Exact reproduction is required for all entries.
======== DATA TO PROCESS ========
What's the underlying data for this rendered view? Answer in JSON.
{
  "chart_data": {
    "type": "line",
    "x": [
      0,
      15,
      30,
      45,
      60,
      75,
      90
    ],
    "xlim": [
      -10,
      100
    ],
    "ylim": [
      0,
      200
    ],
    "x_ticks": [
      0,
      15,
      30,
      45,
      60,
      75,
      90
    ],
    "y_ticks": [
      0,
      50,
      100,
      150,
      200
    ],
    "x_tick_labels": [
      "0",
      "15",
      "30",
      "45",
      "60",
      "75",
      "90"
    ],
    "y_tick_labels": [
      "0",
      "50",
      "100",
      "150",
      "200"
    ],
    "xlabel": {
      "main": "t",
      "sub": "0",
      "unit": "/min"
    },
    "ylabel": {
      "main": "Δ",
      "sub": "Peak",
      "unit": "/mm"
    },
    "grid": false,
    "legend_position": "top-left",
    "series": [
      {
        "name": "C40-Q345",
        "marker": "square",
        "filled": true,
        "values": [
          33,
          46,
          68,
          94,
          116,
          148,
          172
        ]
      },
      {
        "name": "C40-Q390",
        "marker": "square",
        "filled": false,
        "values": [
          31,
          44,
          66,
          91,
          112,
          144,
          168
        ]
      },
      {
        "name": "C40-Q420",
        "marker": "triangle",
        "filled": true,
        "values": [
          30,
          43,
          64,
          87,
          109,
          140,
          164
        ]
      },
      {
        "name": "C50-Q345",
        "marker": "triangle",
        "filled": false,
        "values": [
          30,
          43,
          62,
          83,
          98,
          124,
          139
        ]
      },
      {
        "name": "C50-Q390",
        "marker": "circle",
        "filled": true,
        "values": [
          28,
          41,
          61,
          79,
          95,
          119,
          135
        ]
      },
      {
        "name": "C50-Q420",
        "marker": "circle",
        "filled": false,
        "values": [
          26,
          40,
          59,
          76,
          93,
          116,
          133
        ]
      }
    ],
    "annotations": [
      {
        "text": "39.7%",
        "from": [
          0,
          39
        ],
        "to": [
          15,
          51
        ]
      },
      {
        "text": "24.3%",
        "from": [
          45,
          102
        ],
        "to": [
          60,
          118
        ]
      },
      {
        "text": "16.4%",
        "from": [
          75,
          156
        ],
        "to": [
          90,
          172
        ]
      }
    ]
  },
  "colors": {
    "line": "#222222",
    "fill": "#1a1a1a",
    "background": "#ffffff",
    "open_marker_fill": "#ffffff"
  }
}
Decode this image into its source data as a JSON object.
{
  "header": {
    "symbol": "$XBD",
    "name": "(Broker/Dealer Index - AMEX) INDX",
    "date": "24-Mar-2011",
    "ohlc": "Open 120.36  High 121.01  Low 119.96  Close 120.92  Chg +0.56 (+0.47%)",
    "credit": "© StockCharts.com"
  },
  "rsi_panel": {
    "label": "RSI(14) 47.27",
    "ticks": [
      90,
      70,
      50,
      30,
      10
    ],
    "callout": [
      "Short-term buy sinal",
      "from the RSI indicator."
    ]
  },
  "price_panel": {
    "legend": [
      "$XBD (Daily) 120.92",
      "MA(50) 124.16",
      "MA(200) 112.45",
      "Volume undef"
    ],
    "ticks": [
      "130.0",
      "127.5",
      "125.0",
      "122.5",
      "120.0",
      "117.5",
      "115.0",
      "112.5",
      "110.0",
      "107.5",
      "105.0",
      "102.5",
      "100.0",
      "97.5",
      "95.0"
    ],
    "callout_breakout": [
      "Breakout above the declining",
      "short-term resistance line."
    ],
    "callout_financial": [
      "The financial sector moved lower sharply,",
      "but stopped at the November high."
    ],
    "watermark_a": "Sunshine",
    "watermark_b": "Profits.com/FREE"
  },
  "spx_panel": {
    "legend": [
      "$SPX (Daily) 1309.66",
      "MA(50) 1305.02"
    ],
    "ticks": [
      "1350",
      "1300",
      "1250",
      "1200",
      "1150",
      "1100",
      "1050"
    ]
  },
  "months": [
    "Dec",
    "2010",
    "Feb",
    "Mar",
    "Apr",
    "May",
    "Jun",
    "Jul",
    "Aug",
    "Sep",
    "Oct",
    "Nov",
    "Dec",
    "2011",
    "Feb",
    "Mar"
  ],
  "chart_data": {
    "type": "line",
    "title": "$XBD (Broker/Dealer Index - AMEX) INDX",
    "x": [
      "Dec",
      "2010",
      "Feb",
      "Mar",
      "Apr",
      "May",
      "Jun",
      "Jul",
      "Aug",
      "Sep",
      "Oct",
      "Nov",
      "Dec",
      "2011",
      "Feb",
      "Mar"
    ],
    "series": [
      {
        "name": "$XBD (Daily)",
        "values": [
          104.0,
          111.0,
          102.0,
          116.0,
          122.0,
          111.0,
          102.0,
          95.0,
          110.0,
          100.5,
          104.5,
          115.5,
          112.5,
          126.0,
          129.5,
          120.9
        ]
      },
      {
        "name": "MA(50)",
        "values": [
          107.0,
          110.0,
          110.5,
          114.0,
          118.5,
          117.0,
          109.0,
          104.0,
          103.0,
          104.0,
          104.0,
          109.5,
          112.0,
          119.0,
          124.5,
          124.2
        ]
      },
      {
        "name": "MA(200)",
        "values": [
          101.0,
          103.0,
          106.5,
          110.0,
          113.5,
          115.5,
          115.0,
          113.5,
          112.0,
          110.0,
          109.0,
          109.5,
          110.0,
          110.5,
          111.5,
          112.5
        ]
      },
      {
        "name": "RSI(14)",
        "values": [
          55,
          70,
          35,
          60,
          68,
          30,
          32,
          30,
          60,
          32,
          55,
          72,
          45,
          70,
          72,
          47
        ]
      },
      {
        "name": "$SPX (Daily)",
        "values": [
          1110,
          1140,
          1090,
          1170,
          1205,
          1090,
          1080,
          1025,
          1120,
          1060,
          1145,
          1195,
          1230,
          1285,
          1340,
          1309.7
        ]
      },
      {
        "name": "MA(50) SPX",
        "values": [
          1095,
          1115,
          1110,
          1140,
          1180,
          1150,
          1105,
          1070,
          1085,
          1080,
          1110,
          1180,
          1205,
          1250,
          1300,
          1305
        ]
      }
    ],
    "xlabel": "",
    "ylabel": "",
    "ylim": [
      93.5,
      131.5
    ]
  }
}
========
▶ THE ANSWER:
What's the underlying data for this rendered view? Answer in JSON.
{
  "chart_data": {
    "type": "line",
    "x": [
      0,
      15,
      30,
      45,
      60,
      75,
      90
    ],
    "xlim": [
      -10,
      100
    ],
    "ylim": [
      0,
      200
    ],
    "x_ticks": [
      0,
      15,
      30,
      45,
      60,
      75,
      90
    ],
    "y_ticks": [
      0,
      50,
      100,
      150,
      200
    ],
    "x_tick_labels": [
      "0",
      "15",
      "30",
      "45",
      "60",
      "75",
      "90"
    ],
    "y_tick_labels": [
      "0",
      "50",
      "100",
      "150",
      "200"
    ],
    "xlabel": {
      "main": "t",
      "sub": "0",
      "unit": "/min"
    },
    "ylabel": {
      "main": "Δ",
      "sub": "Peak",
      "unit": "/mm"
    },
    "grid": false,
    "legend_position": "top-left",
    "series": [
      {
        "name": "C40-Q345",
        "marker": "square",
        "filled": true,
        "values": [
          33,
          46,
          68,
          94,
          116,
          148,
          172
        ]
      },
      {
        "name": "C40-Q390",
        "marker": "square",
        "filled": false,
        "values": [
          31,
          44,
          66,
          91,
          112,
          144,
          168
        ]
      },
      {
        "name": "C40-Q420",
        "marker": "triangle",
        "filled": true,
        "values": [
          30,
          43,
          64,
          87,
          109,
          140,
          164
        ]
      },
      {
        "name": "C50-Q345",
        "marker": "triangle",
        "filled": false,
        "values": [
          30,
          43,
          62,
          83,
          98,
          124,
          139
        ]
      },
      {
        "name": "C50-Q390",
        "marker": "circle",
        "filled": true,
        "values": [
          28,
          41,
          61,
          79,
          95,
          119,
          135
        ]
      },
      {
        "name": "C50-Q420",
        "marker": "circle",
        "filled": false,
        "values": [
          26,
          40,
          59,
          76,
          93,
          116,
          133
        ]
      }
    ],
    "annotations": [
      {
        "text": "39.7%",
        "from": [
          0,
          39
        ],
        "to": [
          15,
          51
        ]
      },
      {
        "text": "24.3%",
        "from": [
          45,
          102
        ],
        "to": [
          60,
          118
        ]
      },
      {
        "text": "16.4%",
        "from": [
          75,
          156
        ],
        "to": [
          90,
          172
        ]
      }
    ]
  },
  "colors": {
    "line": "#222222",
    "fill": "#1a1a1a",
    "background": "#ffffff",
    "open_marker_fill": "#ffffff"
  }
}
Decode this image into its source data as a JSON object.
{
  "header": {
    "symbol": "$XBD",
    "name": "(Broker/Dealer Index - AMEX) INDX",
    "date": "24-Mar-2011",
    "ohlc": "Open 120.36  High 121.01  Low 119.96  Close 120.92  Chg +0.56 (+0.47%)",
    "credit": "© StockCharts.com"
  },
  "rsi_panel": {
    "label": "RSI(14) 47.27",
    "ticks": [
      90,
      70,
      50,
      30,
      10
    ],
    "callout": [
      "Short-term buy sinal",
      "from the RSI indicator."
    ]
  },
  "price_panel": {
    "legend": [
      "$XBD (Daily) 120.92",
      "MA(50) 124.16",
      "MA(200) 112.45",
      "Volume undef"
    ],
    "ticks": [
      "130.0",
      "127.5",
      "125.0",
      "122.5",
      "120.0",
      "117.5",
      "115.0",
      "112.5",
      "110.0",
      "107.5",
      "105.0",
      "102.5",
      "100.0",
      "97.5",
      "95.0"
    ],
    "callout_breakout": [
      "Breakout above the declining",
      "short-term resistance line."
    ],
    "callout_financial": [
      "The financial sector moved lower sharply,",
      "but stopped at the November high."
    ],
    "watermark_a": "Sunshine",
    "watermark_b": "Profits.com/FREE"
  },
  "spx_panel": {
    "legend": [
      "$SPX (Daily) 1309.66",
      "MA(50) 1305.02"
    ],
    "ticks": [
      "1350",
      "1300",
      "1250",
      "1200",
      "1150",
      "1100",
      "1050"
    ]
  },
  "months": [
    "Dec",
    "2010",
    "Feb",
    "Mar",
    "Apr",
    "May",
    "Jun",
    "Jul",
    "Aug",
    "Sep",
    "Oct",
    "Nov",
    "Dec",
    "2011",
    "Feb",
    "Mar"
  ],
  "chart_data": {
    "type": "line",
    "title": "$XBD (Broker/Dealer Index - AMEX) INDX",
    "x": [
      "Dec",
      "2010",
      "Feb",
      "Mar",
      "Apr",
      "May",
      "Jun",
      "Jul",
      "Aug",
      "Sep",
      "Oct",
      "Nov",
      "Dec",
      "2011",
      "Feb",
      "Mar"
    ],
    "series": [
      {
        "name": "$XBD (Daily)",
        "values": [
          104.0,
          111.0,
          102.0,
          116.0,
          122.0,
          111.0,
          102.0,
          95.0,
          110.0,
          100.5,
          104.5,
          115.5,
          112.5,
          126.0,
          129.5,
          120.9
        ]
      },
      {
        "name": "MA(50)",
        "values": [
          107.0,
          110.0,
          110.5,
          114.0,
          118.5,
          117.0,
          109.0,
          104.0,
          103.0,
          104.0,
          104.0,
          109.5,
          112.0,
          119.0,
          124.5,
          124.2
        ]
      },
      {
        "name": "MA(200)",
        "values": [
          101.0,
          103.0,
          106.5,
          110.0,
          113.5,
          115.5,
          115.0,
          113.5,
          112.0,
          110.0,
          109.0,
          109.5,
          110.0,
          110.5,
          111.5,
          112.5
        ]
      },
      {
        "name": "RSI(14)",
        "values": [
          55,
          70,
          35,
          60,
          68,
          30,
          32,
          30,
          60,
          32,
          55,
          72,
          45,
          70,
          72,
          47
        ]
      },
      {
        "name": "$SPX (Daily)",
        "values": [
          1110,
          1140,
          1090,
          1170,
          1205,
          1090,
          1080,
          1025,
          1120,
          1060,
          1145,
          1195,
          1230,
          1285,
          1340,
          1309.7
        ]
      },
      {
        "name": "MA(50) SPX",
        "values": [
          1095,
          1115,
          1110,
          1140,
          1180,
          1150,
          1105,
          1070,
          1085,
          1080,
          1110,
          1180,
          1205,
          1250,
          1300,
          1305
        ]
      }
    ],
    "xlabel": "",
    "ylabel": "",
    "ylim": [
      93.5,
      131.5
    ]
  }
}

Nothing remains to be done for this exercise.